::: Information shown :::
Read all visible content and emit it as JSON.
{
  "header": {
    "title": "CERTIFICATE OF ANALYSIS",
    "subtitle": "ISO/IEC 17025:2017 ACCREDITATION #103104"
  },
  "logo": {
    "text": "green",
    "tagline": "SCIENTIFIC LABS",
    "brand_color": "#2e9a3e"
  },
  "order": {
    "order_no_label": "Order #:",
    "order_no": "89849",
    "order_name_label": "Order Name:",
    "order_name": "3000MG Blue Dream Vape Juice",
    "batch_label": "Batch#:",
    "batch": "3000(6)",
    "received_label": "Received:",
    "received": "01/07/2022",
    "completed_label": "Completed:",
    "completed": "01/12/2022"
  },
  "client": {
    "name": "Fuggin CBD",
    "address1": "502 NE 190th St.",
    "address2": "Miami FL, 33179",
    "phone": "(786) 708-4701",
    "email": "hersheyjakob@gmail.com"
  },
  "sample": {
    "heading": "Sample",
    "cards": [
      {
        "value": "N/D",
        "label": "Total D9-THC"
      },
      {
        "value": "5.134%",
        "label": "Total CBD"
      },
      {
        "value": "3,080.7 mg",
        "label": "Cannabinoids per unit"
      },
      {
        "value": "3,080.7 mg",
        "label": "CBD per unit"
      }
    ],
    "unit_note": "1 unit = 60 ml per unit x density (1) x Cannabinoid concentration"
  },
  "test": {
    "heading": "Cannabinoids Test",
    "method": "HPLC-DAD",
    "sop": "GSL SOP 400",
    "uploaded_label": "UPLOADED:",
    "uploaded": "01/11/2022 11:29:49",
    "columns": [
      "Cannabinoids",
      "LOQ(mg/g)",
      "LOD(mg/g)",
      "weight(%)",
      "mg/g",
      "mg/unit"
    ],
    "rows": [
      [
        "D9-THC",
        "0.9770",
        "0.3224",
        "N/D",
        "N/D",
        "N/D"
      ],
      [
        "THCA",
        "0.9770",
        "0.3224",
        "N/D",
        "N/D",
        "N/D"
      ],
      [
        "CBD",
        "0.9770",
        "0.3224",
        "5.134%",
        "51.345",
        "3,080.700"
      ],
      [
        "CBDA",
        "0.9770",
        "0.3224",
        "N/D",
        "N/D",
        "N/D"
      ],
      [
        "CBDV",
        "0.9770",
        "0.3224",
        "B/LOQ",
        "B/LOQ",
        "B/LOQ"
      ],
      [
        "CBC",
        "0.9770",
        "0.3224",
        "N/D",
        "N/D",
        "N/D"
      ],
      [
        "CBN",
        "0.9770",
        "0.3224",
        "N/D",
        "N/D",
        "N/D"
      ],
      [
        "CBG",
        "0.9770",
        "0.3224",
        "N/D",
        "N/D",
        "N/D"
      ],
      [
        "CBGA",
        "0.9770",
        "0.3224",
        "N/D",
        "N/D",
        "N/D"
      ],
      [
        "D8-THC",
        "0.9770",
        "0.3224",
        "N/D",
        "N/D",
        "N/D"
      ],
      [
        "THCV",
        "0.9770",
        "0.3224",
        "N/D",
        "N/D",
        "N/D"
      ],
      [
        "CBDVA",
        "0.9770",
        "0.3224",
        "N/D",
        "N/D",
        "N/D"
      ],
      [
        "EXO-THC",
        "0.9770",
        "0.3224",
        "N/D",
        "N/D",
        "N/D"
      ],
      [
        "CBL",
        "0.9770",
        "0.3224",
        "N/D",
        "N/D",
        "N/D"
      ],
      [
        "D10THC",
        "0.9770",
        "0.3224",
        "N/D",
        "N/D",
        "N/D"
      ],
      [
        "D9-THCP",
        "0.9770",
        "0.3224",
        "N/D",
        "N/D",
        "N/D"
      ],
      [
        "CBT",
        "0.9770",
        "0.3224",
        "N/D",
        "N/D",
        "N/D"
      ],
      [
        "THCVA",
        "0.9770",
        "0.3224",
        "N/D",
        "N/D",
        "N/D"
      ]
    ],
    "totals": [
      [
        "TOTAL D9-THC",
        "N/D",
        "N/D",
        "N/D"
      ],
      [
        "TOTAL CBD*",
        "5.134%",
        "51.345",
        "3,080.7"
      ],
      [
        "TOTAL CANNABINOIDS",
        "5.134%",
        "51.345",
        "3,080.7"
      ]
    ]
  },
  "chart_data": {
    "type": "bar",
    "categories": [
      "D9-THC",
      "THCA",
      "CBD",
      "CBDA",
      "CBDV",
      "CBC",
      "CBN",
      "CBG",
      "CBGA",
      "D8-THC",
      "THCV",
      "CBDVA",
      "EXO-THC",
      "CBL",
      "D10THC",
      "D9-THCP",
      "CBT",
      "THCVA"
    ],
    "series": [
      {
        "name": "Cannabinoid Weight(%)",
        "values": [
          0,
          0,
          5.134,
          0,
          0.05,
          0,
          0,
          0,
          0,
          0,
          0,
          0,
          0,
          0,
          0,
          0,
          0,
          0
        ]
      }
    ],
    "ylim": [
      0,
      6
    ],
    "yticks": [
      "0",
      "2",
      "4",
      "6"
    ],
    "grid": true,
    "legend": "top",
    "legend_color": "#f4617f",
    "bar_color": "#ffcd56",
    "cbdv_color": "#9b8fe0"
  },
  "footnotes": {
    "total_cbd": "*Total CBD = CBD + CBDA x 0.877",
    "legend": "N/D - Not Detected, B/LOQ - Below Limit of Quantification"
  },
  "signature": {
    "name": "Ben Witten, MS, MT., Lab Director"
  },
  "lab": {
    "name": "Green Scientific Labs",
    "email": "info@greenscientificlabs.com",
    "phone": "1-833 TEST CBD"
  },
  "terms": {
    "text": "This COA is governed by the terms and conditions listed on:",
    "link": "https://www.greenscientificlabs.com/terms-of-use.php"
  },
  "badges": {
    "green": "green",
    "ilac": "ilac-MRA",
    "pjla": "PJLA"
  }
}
:::
Exercise prompt: Each record above must be given again exactly.

Written response:
Read all visible content and emit it as JSON.
{
  "header": {
    "title": "CERTIFICATE OF ANALYSIS",
    "subtitle": "ISO/IEC 17025:2017 ACCREDITATION #103104"
  },
  "logo": {
    "text": "green",
    "tagline": "SCIENTIFIC LABS",
    "brand_color": "#2e9a3e"
  },
  "order": {
    "order_no_label": "Order #:",
    "order_no": "89849",
    "order_name_label": "Order Name:",
    "order_name": "3000MG Blue Dream Vape Juice",
    "batch_label": "Batch#:",
    "batch": "3000(6)",
    "received_label": "Received:",
    "received": "01/07/2022",
    "completed_label": "Completed:",
    "completed": "01/12/2022"
  },
  "client": {
    "name": "Fuggin CBD",
    "address1": "502 NE 190th St.",
    "address2": "Miami FL, 33179",
    "phone": "(786) 708-4701",
    "email": "hersheyjakob@gmail.com"
  },
  "sample": {
    "heading": "Sample",
    "cards": [
      {
        "value": "N/D",
        "label": "Total D9-THC"
      },
      {
        "value": "5.134%",
        "label": "Total CBD"
      },
      {
        "value": "3,080.7 mg",
        "label": "Cannabinoids per unit"
      },
      {
        "value": "3,080.7 mg",
        "label": "CBD per unit"
      }
    ],
    "unit_note": "1 unit = 60 ml per unit x density (1) x Cannabinoid concentration"
  },
  "test": {
    "heading": "Cannabinoids Test",
    "method": "HPLC-DAD",
    "sop": "GSL SOP 400",
    "uploaded_label": "UPLOADED:",
    "uploaded": "01/11/2022 11:29:49",
    "columns": [
      "Cannabinoids",
      "LOQ(mg/g)",
      "LOD(mg/g)",
      "weight(%)",
      "mg/g",
      "mg/unit"
    ],
    "rows": [
      [
        "D9-THC",
        "0.9770",
        "0.3224",
        "N/D",
        "N/D",
        "N/D"
      ],
      [
        "THCA",
        "0.9770",
        "0.3224",
        "N/D",
        "N/D",
        "N/D"
      ],
      [
        "CBD",
        "0.9770",
        "0.3224",
        "5.134%",
        "51.345",
        "3,080.700"
      ],
      [
        "CBDA",
        "0.9770",
        "0.3224",
        "N/D",
        "N/D",
        "N/D"
      ],
      [
        "CBDV",
        "0.9770",
        "0.3224",
        "B/LOQ",
        "B/LOQ",
        "B/LOQ"
      ],
      [
        "CBC",
        "0.9770",
        "0.3224",
        "N/D",
        "N/D",
        "N/D"
      ],
      [
        "CBN",
        "0.9770",
        "0.3224",
        "N/D",
        "N/D",
        "N/D"
      ],
      [
        "CBG",
        "0.9770",
        "0.3224",
        "N/D",
        "N/D",
        "N/D"
      ],
      [
        "CBGA",
        "0.9770",
        "0.3224",
        "N/D",
        "N/D",
        "N/D"
      ],
      [
        "D8-THC",
        "0.9770",
        "0.3224",
        "N/D",
        "N/D",
        "N/D"
      ],
      [
        "THCV",
        "0.9770",
        "0.3224",
        "N/D",
        "N/D",
        "N/D"
      ],
      [
        "CBDVA",
        "0.9770",
        "0.3224",
        "N/D",
        "N/D",
        "N/D"
      ],
      [
        "EXO-THC",
        "0.9770",
        "0.3224",
        "N/D",
        "N/D",
        "N/D"
      ],
      [
        "CBL",
        "0.9770",
        "0.3224",
        "N/D",
        "N/D",
        "N/D"
      ],
      [
        "D10THC",
        "0.9770",
        "0.3224",
        "N/D",
        "N/D",
        "N/D"
      ],
      [
        "D9-THCP",
        "0.9770",
        "0.3224",
        "N/D",
        "N/D",
        "N/D"
      ],
      [
        "CBT",
        "0.9770",
        "0.3224",
        "N/D",
        "N/D",
        "N/D"
      ],
      [
        "THCVA",
        "0.9770",
        "0.3224",
        "N/D",
        "N/D",
        "N/D"
      ]
    ],
    "totals": [
      [
        "TOTAL D9-THC",
        "N/D",
        "N/D",
        "N/D"
      ],
      [
        "TOTAL CBD*",
        "5.134%",
        "51.345",
        "3,080.7"
      ],
      [
        "TOTAL CANNABINOIDS",
        "5.134%",
        "51.345",
        "3,080.7"
      ]
    ]
  },
  "chart_data": {
    "type": "bar",
    "categories": [
      "D9-THC",
      "THCA",
      "CBD",
      "CBDA",
      "CBDV",
      "CBC",
      "CBN",
      "CBG",
      "CBGA",
      "D8-THC",
      "THCV",
      "CBDVA",
      "EXO-THC",
      "CBL",
      "D10THC",
      "D9-THCP",
      "CBT",
      "THCVA"
    ],
    "series": [
      {
        "name": "Cannabinoid Weight(%)",
        "values": [
          0,
          0,
          5.134,
          0,
          0.05,
          0,
          0,
          0,
          0,
          0,
          0,
          0,
          0,
          0,
          0,
          0,
          0,
          0
        ]
      }
    ],
    "ylim": [
      0,
      6
    ],
    "yticks": [
      "0",
      "2",
      "4",
      "6"
    ],
    "grid": true,
    "legend": "top",
    "legend_color": "#f4617f",
    "bar_color": "#ffcd56",
    "cbdv_color": "#9b8fe0"
  },
  "footnotes": {
    "total_cbd": "*Total CBD = CBD + CBDA x 0.877",
    "legend": "N/D - Not Detected, B/LOQ - Below Limit of Quantification"
  },
  "signature": {
    "name": "Ben Witten, MS, MT., Lab Director"
  },
  "lab": {
    "name": "Green Scientific Labs",
    "email": "info@greenscientificlabs.com",
    "phone": "1-833 TEST CBD"
  },
  "terms": {
    "text": "This COA is governed by the terms and conditions listed on:",
    "link": "https://www.greenscientificlabs.com/terms-of-use.php"
  },
  "badges": {
    "green": "green",
    "ilac": "ilac-MRA",
    "pjla": "PJLA"
  }
}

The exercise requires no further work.